■ WRITTEN REQUEST
Exactly as written, print each record in the listing.

Records that describe figures
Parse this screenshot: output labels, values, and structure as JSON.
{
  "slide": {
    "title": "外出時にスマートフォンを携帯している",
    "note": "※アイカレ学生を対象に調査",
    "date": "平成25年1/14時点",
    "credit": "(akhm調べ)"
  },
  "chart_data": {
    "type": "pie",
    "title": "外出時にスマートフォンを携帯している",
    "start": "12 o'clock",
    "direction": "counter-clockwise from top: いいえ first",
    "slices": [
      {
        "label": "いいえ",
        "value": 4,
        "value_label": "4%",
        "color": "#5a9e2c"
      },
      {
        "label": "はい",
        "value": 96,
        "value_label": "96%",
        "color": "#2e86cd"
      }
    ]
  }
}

■ REPLY
Parse this screenshot: output labels, values, and structure as JSON.
{
  "slide": {
    "title": "外出時にスマートフォンを携帯している",
    "note": "※アイカレ学生を対象に調査",
    "date": "平成25年1/14時点",
    "credit": "(akhm調べ)"
  },
  "chart_data": {
    "type": "pie",
    "title": "外出時にスマートフォンを携帯している",
    "start": "12 o'clock",
    "direction": "counter-clockwise from top: いいえ first",
    "slices": [
      {
        "label": "いいえ",
        "value": 4,
        "value_label": "4%",
        "color": "#5a9e2c"
      },
      {
        "label": "はい",
        "value": 96,
        "value_label": "96%",
        "color": "#2e86cd"
      }
    ]
  }
}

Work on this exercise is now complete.